**Aim**
Return the records that follow, matching each one exactly.

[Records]

* START *

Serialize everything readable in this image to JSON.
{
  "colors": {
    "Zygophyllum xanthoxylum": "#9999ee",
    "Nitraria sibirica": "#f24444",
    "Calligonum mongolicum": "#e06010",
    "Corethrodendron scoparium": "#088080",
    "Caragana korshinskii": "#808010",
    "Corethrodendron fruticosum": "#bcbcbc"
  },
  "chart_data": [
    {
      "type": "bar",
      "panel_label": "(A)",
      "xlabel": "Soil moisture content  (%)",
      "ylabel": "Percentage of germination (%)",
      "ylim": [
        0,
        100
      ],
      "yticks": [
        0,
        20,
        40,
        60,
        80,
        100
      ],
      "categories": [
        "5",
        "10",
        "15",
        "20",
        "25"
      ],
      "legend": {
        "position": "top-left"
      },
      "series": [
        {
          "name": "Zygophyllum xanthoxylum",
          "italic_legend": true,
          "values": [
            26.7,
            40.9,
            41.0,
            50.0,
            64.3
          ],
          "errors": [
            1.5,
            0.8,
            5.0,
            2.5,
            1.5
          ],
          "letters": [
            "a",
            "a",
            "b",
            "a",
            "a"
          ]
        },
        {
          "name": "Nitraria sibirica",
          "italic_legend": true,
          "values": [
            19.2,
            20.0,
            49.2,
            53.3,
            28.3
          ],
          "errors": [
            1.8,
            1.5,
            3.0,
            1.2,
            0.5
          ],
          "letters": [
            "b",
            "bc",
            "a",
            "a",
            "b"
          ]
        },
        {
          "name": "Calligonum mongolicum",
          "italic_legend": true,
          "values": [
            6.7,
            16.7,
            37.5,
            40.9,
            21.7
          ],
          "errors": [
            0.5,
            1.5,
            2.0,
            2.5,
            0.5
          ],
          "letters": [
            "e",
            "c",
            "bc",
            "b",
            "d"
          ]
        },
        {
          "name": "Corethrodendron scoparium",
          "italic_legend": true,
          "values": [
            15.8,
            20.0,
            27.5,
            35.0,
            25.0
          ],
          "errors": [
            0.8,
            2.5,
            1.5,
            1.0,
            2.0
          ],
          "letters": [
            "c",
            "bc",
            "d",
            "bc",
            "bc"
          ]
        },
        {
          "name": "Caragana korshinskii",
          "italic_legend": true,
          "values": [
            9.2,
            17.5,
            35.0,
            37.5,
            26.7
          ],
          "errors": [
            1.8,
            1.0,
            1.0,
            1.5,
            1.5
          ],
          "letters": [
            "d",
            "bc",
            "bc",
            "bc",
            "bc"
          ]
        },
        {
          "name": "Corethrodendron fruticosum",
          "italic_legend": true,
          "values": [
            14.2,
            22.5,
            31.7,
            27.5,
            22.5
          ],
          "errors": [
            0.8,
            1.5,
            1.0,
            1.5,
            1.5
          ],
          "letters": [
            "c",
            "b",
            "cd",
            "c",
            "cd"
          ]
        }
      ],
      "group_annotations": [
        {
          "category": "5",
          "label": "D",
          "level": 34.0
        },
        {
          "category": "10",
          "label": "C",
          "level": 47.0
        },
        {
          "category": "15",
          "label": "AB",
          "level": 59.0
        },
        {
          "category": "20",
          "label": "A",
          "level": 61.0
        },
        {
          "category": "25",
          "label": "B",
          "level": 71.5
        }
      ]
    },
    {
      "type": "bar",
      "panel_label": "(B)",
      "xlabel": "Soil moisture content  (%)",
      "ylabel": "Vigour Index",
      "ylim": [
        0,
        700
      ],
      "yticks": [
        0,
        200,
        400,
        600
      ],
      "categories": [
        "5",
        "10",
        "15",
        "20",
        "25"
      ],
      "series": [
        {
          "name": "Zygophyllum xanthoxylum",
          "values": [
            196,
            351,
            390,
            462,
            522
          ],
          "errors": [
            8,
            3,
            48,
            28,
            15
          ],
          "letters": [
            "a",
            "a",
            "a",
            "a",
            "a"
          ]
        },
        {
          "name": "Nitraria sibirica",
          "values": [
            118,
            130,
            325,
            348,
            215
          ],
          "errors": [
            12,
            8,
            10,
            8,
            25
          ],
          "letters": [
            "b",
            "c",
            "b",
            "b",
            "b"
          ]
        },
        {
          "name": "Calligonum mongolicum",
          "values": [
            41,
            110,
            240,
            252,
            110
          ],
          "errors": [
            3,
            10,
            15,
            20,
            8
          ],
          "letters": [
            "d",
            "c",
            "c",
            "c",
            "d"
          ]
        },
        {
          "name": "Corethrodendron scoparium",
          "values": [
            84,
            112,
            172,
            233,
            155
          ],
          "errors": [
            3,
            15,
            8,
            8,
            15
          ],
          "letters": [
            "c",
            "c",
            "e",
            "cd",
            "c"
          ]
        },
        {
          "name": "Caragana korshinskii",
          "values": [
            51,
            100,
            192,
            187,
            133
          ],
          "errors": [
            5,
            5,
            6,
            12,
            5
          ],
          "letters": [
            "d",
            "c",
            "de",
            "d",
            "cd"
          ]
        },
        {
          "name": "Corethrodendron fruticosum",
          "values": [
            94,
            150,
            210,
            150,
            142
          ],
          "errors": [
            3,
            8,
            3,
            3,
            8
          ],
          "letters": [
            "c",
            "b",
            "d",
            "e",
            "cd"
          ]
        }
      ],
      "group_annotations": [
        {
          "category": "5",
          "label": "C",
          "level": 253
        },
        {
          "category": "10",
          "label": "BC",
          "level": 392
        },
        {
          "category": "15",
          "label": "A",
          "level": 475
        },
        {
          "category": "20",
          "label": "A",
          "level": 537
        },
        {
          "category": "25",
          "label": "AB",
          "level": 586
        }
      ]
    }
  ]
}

* END *

**Answer to this exercise**
Serialize everything readable in this image to JSON.
{
  "colors": {
    "Zygophyllum xanthoxylum": "#9999ee",
    "Nitraria sibirica": "#f24444",
    "Calligonum mongolicum": "#e06010",
    "Corethrodendron scoparium": "#088080",
    "Caragana korshinskii": "#808010",
    "Corethrodendron fruticosum": "#bcbcbc"
  },
  "chart_data": [
    {
      "type": "bar",
      "panel_label": "(A)",
      "xlabel": "Soil moisture content  (%)",
      "ylabel": "Percentage of germination (%)",
      "ylim": [
        0,
        100
      ],
      "yticks": [
        0,
        20,
        40,
        60,
        80,
        100
      ],
      "categories": [
        "5",
        "10",
        "15",
        "20",
        "25"
      ],
      "legend": {
        "position": "top-left"
      },
      "series": [
        {
          "name": "Zygophyllum xanthoxylum",
          "italic_legend": true,
          "values": [
            26.7,
            40.9,
            41.0,
            50.0,
            64.3
          ],
          "errors": [
            1.5,
            0.8,
            5.0,
            2.5,
            1.5
          ],
          "letters": [
            "a",
            "a",
            "b",
            "a",
            "a"
          ]
        },
        {
          "name": "Nitraria sibirica",
          "italic_legend": true,
          "values": [
            19.2,
            20.0,
            49.2,
            53.3,
            28.3
          ],
          "errors": [
            1.8,
            1.5,
            3.0,
            1.2,
            0.5
          ],
          "letters": [
            "b",
            "bc",
            "a",
            "a",
            "b"
          ]
        },
        {
          "name": "Calligonum mongolicum",
          "italic_legend": true,
          "values": [
            6.7,
            16.7,
            37.5,
            40.9,
            21.7
          ],
          "errors": [
            0.5,
            1.5,
            2.0,
            2.5,
            0.5
          ],
          "letters": [
            "e",
            "c",
            "bc",
            "b",
            "d"
          ]
        },
        {
          "name": "Corethrodendron scoparium",
          "italic_legend": true,
          "values": [
            15.8,
            20.0,
            27.5,
            35.0,
            25.0
          ],
          "errors": [
            0.8,
            2.5,
            1.5,
            1.0,
            2.0
          ],
          "letters": [
            "c",
            "bc",
            "d",
            "bc",
            "bc"
          ]
        },
        {
          "name": "Caragana korshinskii",
          "italic_legend": true,
          "values": [
            9.2,
            17.5,
            35.0,
            37.5,
            26.7
          ],
          "errors": [
            1.8,
            1.0,
            1.0,
            1.5,
            1.5
          ],
          "letters": [
            "d",
            "bc",
            "bc",
            "bc",
            "bc"
          ]
        },
        {
          "name": "Corethrodendron fruticosum",
          "italic_legend": true,
          "values": [
            14.2,
            22.5,
            31.7,
            27.5,
            22.5
          ],
          "errors": [
            0.8,
            1.5,
            1.0,
            1.5,
            1.5
          ],
          "letters": [
            "c",
            "b",
            "cd",
            "c",
            "cd"
          ]
        }
      ],
      "group_annotations": [
        {
          "category": "5",
          "label": "D",
          "level": 34.0
        },
        {
          "category": "10",
          "label": "C",
          "level": 47.0
        },
        {
          "category": "15",
          "label": "AB",
          "level": 59.0
        },
        {
          "category": "20",
          "label": "A",
          "level": 61.0
        },
        {
          "category": "25",
          "label": "B",
          "level": 71.5
        }
      ]
    },
    {
      "type": "bar",
      "panel_label": "(B)",
      "xlabel": "Soil moisture content  (%)",
      "ylabel": "Vigour Index",
      "ylim": [
        0,
        700
      ],
      "yticks": [
        0,
        200,
        400,
        600
      ],
      "categories": [
        "5",
        "10",
        "15",
        "20",
        "25"
      ],
      "series": [
        {
          "name": "Zygophyllum xanthoxylum",
          "values": [
            196,
            351,
            390,
            462,
            522
          ],
          "errors": [
            8,
            3,
            48,
            28,
            15
          ],
          "letters": [
            "a",
            "a",
            "a",
            "a",
            "a"
          ]
        },
        {
          "name": "Nitraria sibirica",
          "values": [
            118,
            130,
            325,
            348,
            215
          ],
          "errors": [
            12,
            8,
            10,
            8,
            25
          ],
          "letters": [
            "b",
            "c",
            "b",
            "b",
            "b"
          ]
        },
        {
          "name": "Calligonum mongolicum",
          "values": [
            41,
            110,
            240,
            252,
            110
          ],
          "errors": [
            3,
            10,
            15,
            20,
            8
          ],
          "letters": [
            "d",
            "c",
            "c",
            "c",
            "d"
          ]
        },
        {
          "name": "Corethrodendron scoparium",
          "values": [
            84,
            112,
            172,
            233,
            155
          ],
          "errors": [
            3,
            15,
            8,
            8,
            15
          ],
          "letters": [
            "c",
            "c",
            "e",
            "cd",
            "c"
          ]
        },
        {
          "name": "Caragana korshinskii",
          "values": [
            51,
            100,
            192,
            187,
            133
          ],
          "errors": [
            5,
            5,
            6,
            12,
            5
          ],
          "letters": [
            "d",
            "c",
            "de",
            "d",
            "cd"
          ]
        },
        {
          "name": "Corethrodendron fruticosum",
          "values": [
            94,
            150,
            210,
            150,
            142
          ],
          "errors": [
            3,
            8,
            3,
            3,
            8
          ],
          "letters": [
            "c",
            "b",
            "d",
            "e",
            "cd"
          ]
        }
      ],
      "group_annotations": [
        {
          "category": "5",
          "label": "C",
          "level": 253
        },
        {
          "category": "10",
          "label": "BC",
          "level": 392
        },
        {
          "category": "15",
          "label": "A",
          "level": 475
        },
        {
          "category": "20",
          "label": "A",
          "level": 537
        },
        {
          "category": "25",
          "label": "AB",
          "level": 586
        }
      ]
    }
  ]
}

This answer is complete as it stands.